Collected data entries:
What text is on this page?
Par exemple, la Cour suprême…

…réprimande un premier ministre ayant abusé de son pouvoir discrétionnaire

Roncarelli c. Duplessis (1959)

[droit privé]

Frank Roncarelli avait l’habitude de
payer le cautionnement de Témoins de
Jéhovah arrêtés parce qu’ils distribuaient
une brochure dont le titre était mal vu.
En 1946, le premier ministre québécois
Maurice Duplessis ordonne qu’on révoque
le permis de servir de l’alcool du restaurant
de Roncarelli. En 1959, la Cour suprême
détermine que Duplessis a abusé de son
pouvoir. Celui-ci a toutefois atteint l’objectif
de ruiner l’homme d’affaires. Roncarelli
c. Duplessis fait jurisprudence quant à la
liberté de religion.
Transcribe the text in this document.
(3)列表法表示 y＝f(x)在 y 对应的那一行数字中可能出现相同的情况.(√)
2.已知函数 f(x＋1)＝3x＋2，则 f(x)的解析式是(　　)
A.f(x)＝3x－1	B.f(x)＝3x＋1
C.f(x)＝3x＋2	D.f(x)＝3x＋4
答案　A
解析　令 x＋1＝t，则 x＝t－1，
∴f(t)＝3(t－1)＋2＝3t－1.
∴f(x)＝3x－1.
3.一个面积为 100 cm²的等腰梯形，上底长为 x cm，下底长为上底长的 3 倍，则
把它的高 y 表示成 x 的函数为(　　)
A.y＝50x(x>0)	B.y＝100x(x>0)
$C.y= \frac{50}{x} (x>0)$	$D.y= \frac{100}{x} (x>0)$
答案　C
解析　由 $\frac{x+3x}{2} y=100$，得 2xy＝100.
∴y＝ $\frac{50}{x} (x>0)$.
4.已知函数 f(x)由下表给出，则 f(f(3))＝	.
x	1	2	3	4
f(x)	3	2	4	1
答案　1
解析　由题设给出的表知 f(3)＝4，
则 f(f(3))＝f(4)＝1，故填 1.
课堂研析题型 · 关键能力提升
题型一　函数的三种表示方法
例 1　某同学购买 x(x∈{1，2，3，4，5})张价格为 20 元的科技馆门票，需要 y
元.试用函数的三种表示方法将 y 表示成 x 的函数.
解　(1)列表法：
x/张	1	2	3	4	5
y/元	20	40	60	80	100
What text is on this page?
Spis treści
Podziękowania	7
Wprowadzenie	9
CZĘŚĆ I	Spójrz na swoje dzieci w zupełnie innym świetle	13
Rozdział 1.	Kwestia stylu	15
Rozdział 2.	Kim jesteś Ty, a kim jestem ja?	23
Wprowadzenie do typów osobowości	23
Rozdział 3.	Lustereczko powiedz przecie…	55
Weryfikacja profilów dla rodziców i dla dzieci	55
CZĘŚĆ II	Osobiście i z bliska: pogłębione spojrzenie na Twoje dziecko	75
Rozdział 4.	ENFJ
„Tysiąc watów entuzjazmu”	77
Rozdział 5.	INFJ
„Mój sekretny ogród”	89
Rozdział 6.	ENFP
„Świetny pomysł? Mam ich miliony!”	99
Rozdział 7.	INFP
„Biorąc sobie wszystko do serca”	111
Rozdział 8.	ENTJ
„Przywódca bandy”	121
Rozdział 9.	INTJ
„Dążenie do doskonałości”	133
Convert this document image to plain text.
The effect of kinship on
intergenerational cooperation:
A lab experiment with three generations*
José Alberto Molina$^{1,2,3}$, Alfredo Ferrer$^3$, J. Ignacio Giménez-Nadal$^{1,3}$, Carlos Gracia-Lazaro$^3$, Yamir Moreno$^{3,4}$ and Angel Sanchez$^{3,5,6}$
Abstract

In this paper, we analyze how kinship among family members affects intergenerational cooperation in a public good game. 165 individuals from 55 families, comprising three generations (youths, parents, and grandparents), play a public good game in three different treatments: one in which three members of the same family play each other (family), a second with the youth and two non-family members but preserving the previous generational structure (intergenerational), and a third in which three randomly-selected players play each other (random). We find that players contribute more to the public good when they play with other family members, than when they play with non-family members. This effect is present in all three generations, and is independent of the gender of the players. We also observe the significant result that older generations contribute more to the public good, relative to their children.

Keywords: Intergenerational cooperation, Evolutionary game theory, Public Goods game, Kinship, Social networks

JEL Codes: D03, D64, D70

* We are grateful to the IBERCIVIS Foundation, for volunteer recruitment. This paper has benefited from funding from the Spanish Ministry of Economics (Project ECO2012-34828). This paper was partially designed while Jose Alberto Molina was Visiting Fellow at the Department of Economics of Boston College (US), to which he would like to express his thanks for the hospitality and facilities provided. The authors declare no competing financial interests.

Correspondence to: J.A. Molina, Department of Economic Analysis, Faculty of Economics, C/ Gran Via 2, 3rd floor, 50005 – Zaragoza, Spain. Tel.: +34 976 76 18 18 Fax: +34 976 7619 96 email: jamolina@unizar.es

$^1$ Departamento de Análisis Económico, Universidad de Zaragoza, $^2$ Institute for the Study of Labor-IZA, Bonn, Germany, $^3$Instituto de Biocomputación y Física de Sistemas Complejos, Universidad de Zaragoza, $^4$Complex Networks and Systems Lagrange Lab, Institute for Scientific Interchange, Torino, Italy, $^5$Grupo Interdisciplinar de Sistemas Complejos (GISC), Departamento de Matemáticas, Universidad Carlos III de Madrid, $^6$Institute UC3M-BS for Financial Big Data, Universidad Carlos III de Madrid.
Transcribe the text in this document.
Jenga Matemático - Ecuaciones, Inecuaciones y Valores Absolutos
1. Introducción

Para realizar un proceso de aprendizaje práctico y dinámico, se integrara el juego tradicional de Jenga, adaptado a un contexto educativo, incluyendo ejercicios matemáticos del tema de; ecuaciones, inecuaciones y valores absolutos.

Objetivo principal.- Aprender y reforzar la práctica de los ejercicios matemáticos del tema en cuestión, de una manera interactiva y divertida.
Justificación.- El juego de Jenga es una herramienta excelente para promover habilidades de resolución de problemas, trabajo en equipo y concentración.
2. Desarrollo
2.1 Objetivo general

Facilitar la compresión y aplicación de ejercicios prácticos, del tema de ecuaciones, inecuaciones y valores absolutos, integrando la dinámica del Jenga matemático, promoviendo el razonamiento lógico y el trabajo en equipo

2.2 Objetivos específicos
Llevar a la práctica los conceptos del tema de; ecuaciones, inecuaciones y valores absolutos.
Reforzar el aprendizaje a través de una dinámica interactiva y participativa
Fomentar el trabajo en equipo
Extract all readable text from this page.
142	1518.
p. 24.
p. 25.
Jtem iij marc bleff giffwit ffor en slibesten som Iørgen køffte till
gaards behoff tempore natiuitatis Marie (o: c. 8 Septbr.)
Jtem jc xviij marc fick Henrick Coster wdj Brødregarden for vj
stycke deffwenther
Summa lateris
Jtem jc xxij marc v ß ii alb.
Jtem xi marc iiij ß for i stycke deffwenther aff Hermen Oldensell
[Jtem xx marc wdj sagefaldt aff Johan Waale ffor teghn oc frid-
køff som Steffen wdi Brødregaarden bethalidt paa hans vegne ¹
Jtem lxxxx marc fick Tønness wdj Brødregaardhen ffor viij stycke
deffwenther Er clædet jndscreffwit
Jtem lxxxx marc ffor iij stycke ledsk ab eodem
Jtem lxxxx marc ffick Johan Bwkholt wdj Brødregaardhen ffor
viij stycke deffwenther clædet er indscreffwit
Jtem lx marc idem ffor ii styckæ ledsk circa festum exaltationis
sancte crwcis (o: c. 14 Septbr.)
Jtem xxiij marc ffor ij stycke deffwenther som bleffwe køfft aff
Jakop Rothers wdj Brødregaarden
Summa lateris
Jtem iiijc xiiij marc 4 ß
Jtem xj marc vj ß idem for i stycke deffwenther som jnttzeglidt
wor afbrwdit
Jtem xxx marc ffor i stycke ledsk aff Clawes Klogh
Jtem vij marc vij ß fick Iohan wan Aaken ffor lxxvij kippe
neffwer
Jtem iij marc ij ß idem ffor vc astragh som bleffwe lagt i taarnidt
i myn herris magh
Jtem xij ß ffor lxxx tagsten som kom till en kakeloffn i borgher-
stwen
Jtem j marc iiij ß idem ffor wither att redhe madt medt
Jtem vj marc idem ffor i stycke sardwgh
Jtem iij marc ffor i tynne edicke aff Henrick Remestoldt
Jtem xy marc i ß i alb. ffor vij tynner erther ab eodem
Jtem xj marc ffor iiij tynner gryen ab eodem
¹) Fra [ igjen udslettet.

TO BE DONE:
Check each line of the data above for the string "Brødregaarden" and report only how many lines have it.

SOLVED EXERCISE:
2